◆ Directive ◆
Your task is to repeat the listing exactly.

━━━━━ Dataset records

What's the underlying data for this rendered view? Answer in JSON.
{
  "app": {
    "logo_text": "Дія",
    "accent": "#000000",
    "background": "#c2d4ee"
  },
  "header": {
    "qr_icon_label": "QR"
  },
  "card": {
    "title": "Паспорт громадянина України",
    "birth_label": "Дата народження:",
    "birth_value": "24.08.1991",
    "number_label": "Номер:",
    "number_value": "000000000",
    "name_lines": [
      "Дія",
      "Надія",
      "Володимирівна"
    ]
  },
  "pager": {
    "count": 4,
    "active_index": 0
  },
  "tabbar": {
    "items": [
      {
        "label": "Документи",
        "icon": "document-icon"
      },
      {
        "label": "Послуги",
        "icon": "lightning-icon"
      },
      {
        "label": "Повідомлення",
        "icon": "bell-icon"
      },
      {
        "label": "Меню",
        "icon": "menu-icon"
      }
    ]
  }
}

━━━━━━━━━━

◆ Exercise result ◆
What's the underlying data for this rendered view? Answer in JSON.
{
  "app": {
    "logo_text": "Дія",
    "accent": "#000000",
    "background": "#c2d4ee"
  },
  "header": {
    "qr_icon_label": "QR"
  },
  "card": {
    "title": "Паспорт громадянина України",
    "birth_label": "Дата народження:",
    "birth_value": "24.08.1991",
    "number_label": "Номер:",
    "number_value": "000000000",
    "name_lines": [
      "Дія",
      "Надія",
      "Володимирівна"
    ]
  },
  "pager": {
    "count": 4,
    "active_index": 0
  },
  "tabbar": {
    "items": [
      {
        "label": "Документи",
        "icon": "document-icon"
      },
      {
        "label": "Послуги",
        "icon": "lightning-icon"
      },
      {
        "label": "Повідомлення",
        "icon": "bell-icon"
      },
      {
        "label": "Меню",
        "icon": "menu-icon"
      }
    ]
  }
}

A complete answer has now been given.